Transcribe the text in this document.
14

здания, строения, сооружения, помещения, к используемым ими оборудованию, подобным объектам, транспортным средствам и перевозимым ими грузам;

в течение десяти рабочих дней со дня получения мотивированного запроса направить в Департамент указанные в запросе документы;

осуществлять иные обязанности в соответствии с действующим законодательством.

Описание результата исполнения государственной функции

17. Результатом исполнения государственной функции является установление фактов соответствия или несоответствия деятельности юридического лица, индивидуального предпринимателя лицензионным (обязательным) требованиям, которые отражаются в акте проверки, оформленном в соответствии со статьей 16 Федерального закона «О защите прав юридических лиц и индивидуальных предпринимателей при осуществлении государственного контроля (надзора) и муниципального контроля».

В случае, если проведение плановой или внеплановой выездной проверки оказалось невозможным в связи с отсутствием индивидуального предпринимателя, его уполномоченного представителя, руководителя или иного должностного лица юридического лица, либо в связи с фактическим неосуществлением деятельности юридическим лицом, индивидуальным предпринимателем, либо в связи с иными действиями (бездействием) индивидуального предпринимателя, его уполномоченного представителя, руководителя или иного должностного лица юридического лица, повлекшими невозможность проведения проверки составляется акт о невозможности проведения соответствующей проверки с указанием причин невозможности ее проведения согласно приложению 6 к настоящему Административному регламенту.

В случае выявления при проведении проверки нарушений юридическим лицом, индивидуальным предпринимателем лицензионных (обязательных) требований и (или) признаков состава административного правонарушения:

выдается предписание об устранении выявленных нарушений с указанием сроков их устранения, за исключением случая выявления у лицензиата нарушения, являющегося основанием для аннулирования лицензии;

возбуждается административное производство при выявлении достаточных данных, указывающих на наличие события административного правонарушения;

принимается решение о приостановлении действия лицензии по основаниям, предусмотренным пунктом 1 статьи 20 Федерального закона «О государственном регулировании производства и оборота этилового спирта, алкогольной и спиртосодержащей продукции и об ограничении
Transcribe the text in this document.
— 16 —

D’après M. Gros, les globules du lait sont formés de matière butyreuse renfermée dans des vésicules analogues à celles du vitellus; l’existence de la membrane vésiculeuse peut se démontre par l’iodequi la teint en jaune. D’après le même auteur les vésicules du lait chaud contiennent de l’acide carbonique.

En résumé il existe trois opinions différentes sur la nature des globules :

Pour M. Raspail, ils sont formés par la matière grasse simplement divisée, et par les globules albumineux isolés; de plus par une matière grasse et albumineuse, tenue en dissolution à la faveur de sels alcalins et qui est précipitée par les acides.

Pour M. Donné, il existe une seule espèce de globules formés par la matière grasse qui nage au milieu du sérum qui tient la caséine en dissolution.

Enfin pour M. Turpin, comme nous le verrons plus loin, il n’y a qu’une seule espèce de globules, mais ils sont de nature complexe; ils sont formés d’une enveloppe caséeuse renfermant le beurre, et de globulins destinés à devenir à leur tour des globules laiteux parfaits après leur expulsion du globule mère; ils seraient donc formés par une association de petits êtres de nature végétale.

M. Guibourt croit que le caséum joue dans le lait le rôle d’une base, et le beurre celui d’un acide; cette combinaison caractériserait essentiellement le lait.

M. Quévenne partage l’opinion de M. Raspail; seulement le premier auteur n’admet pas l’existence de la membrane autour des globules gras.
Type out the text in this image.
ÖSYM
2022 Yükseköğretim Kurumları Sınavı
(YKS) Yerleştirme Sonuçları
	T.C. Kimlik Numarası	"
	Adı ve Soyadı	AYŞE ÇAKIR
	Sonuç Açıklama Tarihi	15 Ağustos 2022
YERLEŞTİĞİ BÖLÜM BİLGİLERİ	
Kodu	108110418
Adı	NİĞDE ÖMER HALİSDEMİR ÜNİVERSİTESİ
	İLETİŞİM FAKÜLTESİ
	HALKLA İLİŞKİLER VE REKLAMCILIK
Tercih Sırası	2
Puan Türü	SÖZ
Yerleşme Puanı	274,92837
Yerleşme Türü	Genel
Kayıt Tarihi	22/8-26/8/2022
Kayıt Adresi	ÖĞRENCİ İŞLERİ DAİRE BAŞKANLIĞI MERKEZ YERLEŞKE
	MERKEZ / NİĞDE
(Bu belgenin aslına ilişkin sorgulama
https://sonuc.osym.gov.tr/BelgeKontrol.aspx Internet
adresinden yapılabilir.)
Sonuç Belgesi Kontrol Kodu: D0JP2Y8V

______

__Task__
Pick out and copy every line that contains the word "MERKEZ".

__Solved problem__
Kayıt Adresi	ÖĞRENCİ İŞLERİ DAİRE BAŞKANLIĞI MERKEZ YERLEŞKE
	MERKEZ / NİĞDE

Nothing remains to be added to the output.